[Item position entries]
-.-.-

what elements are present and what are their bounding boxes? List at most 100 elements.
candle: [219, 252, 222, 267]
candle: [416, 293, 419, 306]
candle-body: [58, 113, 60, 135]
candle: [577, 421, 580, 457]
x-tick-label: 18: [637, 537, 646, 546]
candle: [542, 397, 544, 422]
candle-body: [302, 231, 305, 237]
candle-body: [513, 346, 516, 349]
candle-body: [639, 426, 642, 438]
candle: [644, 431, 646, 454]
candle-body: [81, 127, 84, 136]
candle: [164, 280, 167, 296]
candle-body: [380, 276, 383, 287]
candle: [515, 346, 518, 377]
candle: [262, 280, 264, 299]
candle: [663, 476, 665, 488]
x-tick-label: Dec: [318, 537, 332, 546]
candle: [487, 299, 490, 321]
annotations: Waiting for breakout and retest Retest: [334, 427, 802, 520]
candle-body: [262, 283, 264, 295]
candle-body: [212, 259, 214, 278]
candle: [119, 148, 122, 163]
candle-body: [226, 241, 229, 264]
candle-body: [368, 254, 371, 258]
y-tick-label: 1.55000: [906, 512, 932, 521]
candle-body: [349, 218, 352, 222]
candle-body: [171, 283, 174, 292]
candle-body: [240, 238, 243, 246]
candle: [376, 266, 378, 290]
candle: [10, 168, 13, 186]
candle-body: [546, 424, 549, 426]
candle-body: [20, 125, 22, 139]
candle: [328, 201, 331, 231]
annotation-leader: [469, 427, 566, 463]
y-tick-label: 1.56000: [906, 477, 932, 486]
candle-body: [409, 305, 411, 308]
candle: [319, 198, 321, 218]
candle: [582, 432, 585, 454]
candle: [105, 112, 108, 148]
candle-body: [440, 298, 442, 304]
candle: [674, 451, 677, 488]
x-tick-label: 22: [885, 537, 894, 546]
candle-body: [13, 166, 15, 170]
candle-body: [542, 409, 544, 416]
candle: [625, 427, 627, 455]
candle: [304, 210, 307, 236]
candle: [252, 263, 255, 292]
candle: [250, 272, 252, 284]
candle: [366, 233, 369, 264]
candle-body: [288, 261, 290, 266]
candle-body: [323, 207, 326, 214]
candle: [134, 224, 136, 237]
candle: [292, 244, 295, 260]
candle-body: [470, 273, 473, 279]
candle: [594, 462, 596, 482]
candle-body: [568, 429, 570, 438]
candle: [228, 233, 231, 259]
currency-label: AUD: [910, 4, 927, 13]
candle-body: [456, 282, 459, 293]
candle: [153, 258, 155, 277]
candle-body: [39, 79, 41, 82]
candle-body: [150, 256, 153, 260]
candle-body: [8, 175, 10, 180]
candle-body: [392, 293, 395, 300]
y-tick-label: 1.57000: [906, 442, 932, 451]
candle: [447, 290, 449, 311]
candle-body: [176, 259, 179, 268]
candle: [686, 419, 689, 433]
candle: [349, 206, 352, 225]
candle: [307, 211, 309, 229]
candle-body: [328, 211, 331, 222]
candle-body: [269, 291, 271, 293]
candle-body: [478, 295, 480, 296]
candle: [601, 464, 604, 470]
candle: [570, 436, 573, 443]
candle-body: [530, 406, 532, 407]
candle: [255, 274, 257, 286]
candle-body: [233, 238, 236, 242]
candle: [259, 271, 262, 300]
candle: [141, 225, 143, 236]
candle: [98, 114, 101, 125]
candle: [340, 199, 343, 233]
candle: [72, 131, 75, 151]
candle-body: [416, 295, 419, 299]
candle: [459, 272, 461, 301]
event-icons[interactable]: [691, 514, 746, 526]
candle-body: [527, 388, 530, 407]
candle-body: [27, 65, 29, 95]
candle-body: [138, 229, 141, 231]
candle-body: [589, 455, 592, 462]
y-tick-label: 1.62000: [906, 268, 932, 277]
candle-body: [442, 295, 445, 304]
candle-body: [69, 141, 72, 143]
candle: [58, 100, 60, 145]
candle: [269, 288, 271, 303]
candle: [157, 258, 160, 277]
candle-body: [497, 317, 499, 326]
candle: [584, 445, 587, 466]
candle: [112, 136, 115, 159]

-.-.-

▶ [What you have to do] Return every line of the listing above, reproducing each one character for character.

▶ [Solved exercise]
what elements are present and what are their bounding boxes? List at most 100 elements.
candle: [219, 252, 222, 267]
candle: [416, 293, 419, 306]
candle-body: [58, 113, 60, 135]
candle: [577, 421, 580, 457]
x-tick-label: 18: [637, 537, 646, 546]
candle: [542, 397, 544, 422]
candle-body: [302, 231, 305, 237]
candle-body: [513, 346, 516, 349]
candle-body: [639, 426, 642, 438]
candle: [644, 431, 646, 454]
candle-body: [81, 127, 84, 136]
candle: [164, 280, 167, 296]
candle-body: [380, 276, 383, 287]
candle: [515, 346, 518, 377]
candle: [262, 280, 264, 299]
candle: [663, 476, 665, 488]
x-tick-label: Dec: [318, 537, 332, 546]
candle: [487, 299, 490, 321]
annotations: Waiting for breakout and retest Retest: [334, 427, 802, 520]
candle-body: [262, 283, 264, 295]
candle-body: [212, 259, 214, 278]
candle: [119, 148, 122, 163]
candle-body: [226, 241, 229, 264]
candle-body: [368, 254, 371, 258]
y-tick-label: 1.55000: [906, 512, 932, 521]
candle-body: [349, 218, 352, 222]
candle-body: [171, 283, 174, 292]
candle-body: [240, 238, 243, 246]
candle: [376, 266, 378, 290]
candle: [10, 168, 13, 186]
candle-body: [546, 424, 549, 426]
candle-body: [20, 125, 22, 139]
candle: [328, 201, 331, 231]
annotation-leader: [469, 427, 566, 463]
y-tick-label: 1.56000: [906, 477, 932, 486]
candle-body: [409, 305, 411, 308]
candle: [319, 198, 321, 218]
candle: [582, 432, 585, 454]
candle: [105, 112, 108, 148]
candle-body: [440, 298, 442, 304]
candle: [674, 451, 677, 488]
x-tick-label: 22: [885, 537, 894, 546]
candle-body: [13, 166, 15, 170]
candle-body: [542, 409, 544, 416]
candle: [625, 427, 627, 455]
candle: [304, 210, 307, 236]
candle: [252, 263, 255, 292]
candle: [250, 272, 252, 284]
candle: [366, 233, 369, 264]
candle-body: [288, 261, 290, 266]
candle-body: [323, 207, 326, 214]
candle: [134, 224, 136, 237]
candle: [292, 244, 295, 260]
candle-body: [470, 273, 473, 279]
candle: [594, 462, 596, 482]
candle-body: [568, 429, 570, 438]
candle: [228, 233, 231, 259]
currency-label: AUD: [910, 4, 927, 13]
candle-body: [456, 282, 459, 293]
candle: [153, 258, 155, 277]
candle-body: [39, 79, 41, 82]
candle-body: [150, 256, 153, 260]
candle-body: [8, 175, 10, 180]
candle-body: [392, 293, 395, 300]
y-tick-label: 1.57000: [906, 442, 932, 451]
candle: [447, 290, 449, 311]
candle-body: [176, 259, 179, 268]
candle: [686, 419, 689, 433]
candle: [349, 206, 352, 225]
candle: [307, 211, 309, 229]
candle-body: [328, 211, 331, 222]
candle-body: [269, 291, 271, 293]
candle-body: [478, 295, 480, 296]
candle: [601, 464, 604, 470]
candle: [570, 436, 573, 443]
candle-body: [530, 406, 532, 407]
candle: [255, 274, 257, 286]
candle-body: [233, 238, 236, 242]
candle: [259, 271, 262, 300]
candle: [141, 225, 143, 236]
candle: [98, 114, 101, 125]
candle: [340, 199, 343, 233]
candle: [72, 131, 75, 151]
candle-body: [416, 295, 419, 299]
candle: [459, 272, 461, 301]
event-icons[interactable]: [691, 514, 746, 526]
candle-body: [527, 388, 530, 407]
candle-body: [27, 65, 29, 95]
candle-body: [138, 229, 141, 231]
candle-body: [589, 455, 592, 462]
y-tick-label: 1.62000: [906, 268, 932, 277]
candle-body: [442, 295, 445, 304]
candle-body: [69, 141, 72, 143]
candle: [58, 100, 60, 145]
candle: [269, 288, 271, 303]
candle: [157, 258, 160, 277]
candle-body: [497, 317, 499, 326]
candle: [584, 445, 587, 466]
candle: [112, 136, 115, 159]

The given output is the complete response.